## Exercise objective
Go through the entries below and copy each line containing the word "Patient".

-- Start --

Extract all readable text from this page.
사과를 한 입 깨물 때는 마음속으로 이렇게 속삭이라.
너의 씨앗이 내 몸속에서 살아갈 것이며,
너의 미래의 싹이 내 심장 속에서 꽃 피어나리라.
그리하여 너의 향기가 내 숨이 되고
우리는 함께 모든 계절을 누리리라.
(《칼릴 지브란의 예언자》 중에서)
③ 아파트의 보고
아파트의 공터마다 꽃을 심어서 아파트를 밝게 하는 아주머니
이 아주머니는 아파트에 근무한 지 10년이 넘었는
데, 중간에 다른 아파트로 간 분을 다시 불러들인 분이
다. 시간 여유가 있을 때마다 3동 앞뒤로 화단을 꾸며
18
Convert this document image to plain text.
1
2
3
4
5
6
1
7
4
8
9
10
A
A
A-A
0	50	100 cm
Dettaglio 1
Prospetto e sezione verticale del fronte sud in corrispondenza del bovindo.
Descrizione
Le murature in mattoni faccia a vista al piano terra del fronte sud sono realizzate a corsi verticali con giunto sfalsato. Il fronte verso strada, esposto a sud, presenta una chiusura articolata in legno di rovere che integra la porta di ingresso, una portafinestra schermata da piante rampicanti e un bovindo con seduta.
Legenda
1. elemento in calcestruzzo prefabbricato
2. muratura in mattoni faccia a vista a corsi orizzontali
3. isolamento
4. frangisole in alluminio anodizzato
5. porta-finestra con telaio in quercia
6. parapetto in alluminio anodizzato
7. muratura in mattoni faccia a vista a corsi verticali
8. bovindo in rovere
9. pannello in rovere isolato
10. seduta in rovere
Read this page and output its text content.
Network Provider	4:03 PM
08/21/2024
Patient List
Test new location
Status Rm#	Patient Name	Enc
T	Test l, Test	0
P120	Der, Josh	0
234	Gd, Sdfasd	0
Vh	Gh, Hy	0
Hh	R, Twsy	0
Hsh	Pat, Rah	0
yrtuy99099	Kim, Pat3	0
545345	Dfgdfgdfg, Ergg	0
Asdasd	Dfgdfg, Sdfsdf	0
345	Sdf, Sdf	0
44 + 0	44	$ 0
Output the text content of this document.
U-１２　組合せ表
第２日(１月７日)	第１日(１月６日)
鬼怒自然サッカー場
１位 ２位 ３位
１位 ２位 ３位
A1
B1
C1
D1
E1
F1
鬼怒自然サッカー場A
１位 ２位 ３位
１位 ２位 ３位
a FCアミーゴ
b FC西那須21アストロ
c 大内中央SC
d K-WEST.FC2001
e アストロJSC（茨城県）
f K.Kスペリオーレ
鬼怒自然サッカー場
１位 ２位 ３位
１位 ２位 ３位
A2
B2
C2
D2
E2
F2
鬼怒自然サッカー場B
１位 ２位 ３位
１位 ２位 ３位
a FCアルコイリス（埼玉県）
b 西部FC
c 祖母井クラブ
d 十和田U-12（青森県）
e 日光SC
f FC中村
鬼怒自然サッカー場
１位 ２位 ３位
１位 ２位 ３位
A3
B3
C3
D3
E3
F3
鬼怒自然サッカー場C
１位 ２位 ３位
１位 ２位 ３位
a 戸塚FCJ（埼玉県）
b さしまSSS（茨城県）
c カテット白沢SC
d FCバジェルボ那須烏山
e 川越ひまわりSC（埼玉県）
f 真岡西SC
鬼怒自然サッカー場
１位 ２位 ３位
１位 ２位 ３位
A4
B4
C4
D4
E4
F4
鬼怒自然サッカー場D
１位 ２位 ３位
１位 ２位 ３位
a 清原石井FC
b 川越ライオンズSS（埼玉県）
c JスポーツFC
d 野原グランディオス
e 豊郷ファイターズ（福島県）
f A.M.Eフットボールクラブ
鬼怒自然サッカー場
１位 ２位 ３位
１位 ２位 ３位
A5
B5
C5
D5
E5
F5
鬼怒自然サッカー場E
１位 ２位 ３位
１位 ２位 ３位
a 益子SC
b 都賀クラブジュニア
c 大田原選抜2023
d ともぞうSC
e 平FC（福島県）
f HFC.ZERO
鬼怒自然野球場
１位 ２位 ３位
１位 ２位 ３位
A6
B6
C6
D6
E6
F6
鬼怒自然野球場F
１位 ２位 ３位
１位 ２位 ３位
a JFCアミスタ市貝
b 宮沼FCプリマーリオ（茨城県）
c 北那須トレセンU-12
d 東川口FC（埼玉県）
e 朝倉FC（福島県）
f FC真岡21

-- End --

## Answer for the task
Patient List
Status Rm#	Patient Name	Enc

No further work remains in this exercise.